Data records
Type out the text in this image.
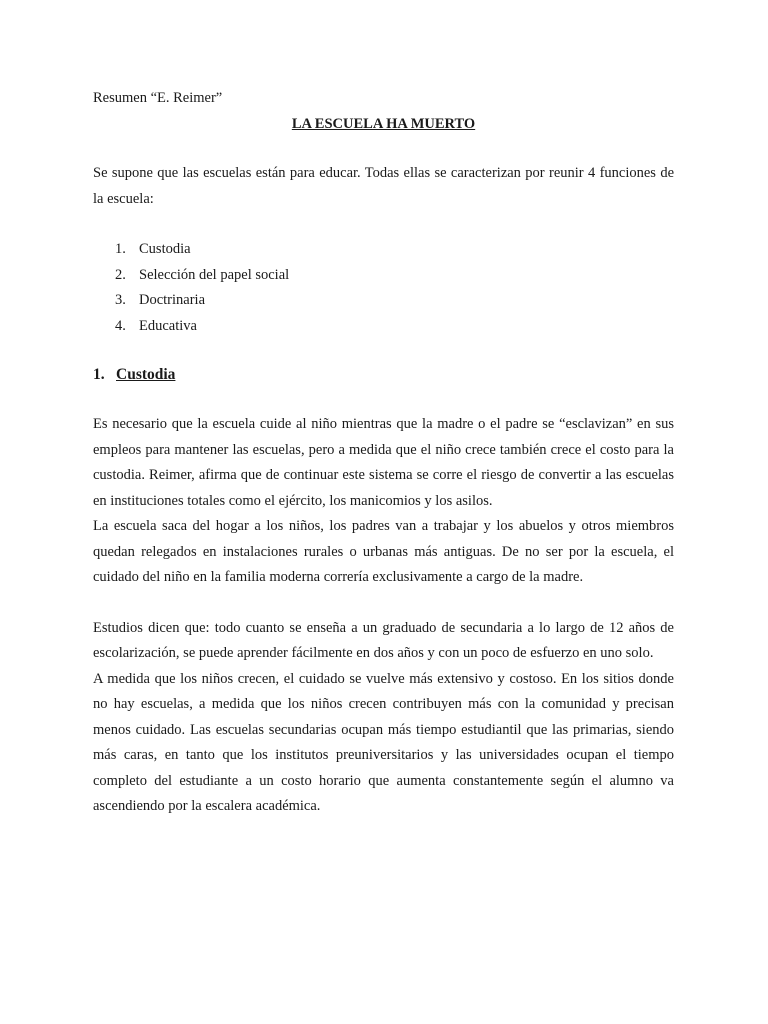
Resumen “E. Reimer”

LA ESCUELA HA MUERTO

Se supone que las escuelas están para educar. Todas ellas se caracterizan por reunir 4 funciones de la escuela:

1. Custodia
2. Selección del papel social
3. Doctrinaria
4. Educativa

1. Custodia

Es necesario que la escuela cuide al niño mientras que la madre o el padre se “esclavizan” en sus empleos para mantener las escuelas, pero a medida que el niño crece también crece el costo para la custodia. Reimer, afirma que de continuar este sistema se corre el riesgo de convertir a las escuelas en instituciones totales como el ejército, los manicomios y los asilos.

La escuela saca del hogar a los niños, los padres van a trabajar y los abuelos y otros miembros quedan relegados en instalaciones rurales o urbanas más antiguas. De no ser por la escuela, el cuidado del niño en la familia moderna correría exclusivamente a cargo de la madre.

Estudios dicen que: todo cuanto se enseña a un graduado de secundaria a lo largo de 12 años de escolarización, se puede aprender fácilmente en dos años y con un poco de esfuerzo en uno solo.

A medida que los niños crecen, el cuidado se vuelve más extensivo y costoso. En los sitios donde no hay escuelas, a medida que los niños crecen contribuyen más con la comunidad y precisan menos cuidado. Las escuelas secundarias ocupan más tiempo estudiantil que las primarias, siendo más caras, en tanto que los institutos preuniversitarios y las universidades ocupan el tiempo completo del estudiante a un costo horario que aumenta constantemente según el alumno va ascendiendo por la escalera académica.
--
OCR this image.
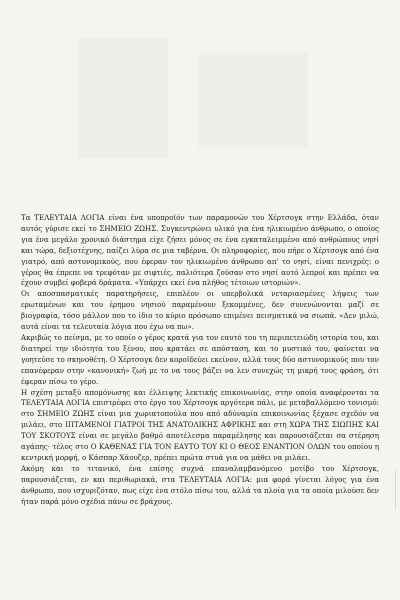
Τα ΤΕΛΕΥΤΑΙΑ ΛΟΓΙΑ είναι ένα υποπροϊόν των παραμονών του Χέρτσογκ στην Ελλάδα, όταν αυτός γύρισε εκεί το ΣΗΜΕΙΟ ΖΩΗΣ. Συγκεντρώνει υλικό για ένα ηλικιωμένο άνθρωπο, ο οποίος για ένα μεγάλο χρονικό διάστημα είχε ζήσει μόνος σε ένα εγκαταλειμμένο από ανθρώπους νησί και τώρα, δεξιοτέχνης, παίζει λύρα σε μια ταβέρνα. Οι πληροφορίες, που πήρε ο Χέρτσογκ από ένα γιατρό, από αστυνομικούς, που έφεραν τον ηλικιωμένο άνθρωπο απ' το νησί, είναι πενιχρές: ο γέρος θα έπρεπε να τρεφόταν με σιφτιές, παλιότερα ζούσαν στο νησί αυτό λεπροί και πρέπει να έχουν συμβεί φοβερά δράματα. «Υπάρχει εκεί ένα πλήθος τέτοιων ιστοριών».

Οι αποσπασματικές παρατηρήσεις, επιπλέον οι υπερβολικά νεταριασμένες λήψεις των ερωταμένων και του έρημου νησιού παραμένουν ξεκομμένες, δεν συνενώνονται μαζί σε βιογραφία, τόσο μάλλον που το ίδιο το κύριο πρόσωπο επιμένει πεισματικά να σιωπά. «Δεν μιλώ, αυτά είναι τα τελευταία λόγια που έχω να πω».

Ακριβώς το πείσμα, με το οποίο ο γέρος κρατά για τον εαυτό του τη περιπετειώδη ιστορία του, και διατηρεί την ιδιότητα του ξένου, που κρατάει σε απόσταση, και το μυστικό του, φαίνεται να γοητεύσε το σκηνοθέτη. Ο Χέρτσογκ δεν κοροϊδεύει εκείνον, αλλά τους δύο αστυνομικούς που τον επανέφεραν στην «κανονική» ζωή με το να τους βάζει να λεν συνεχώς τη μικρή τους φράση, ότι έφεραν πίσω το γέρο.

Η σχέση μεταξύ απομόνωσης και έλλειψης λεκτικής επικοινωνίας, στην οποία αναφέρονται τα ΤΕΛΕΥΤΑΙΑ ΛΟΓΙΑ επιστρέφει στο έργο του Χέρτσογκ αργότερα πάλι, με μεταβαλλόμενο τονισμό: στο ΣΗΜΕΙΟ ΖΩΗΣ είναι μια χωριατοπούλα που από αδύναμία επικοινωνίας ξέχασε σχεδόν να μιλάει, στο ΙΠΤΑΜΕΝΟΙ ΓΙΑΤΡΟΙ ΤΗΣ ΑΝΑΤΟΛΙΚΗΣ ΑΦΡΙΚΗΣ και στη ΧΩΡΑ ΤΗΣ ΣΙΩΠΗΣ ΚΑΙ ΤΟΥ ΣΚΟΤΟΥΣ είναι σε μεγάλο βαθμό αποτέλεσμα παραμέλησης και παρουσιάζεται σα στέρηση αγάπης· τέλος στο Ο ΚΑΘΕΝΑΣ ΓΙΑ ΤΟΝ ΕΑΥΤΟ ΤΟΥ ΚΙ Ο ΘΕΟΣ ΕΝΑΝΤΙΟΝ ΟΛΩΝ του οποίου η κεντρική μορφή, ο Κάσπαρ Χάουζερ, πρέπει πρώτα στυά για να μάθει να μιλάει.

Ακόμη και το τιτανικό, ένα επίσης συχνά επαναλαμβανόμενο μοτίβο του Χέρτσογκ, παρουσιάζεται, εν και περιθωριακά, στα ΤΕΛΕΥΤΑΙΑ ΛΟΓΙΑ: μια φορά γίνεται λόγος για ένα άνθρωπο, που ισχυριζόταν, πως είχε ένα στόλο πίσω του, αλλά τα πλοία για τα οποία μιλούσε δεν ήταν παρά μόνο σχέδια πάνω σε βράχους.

> What to work on
Gather each line that holds "escuelas".

> Problem solution
Se supone que las escuelas están para educar. Todas ellas se caracterizan por reunir 4 funciones de la escuela:
Es necesario que la escuela cuide al niño mientras que la madre o el padre se “esclavizan” en sus empleos para mantener las escuelas, pero a medida que el niño crece también crece el costo para la custodia. Reimer, afirma que de continuar este sistema se corre el riesgo de convertir a las escuelas en instituciones totales como el ejército, los manicomios y los asilos.
A medida que los niños crecen, el cuidado se vuelve más extensivo y costoso. En los sitios donde no hay escuelas, a medida que los niños crecen contribuyen más con la comunidad y precisan menos cuidado. Las escuelas secundarias ocupan más tiempo estudiantil que las primarias, siendo más caras, en tanto que los institutos preuniversitarios y las universidades ocupan el tiempo completo del estudiante a un costo horario que aumenta constantemente según el alumno va ascendiendo por la escalera académica.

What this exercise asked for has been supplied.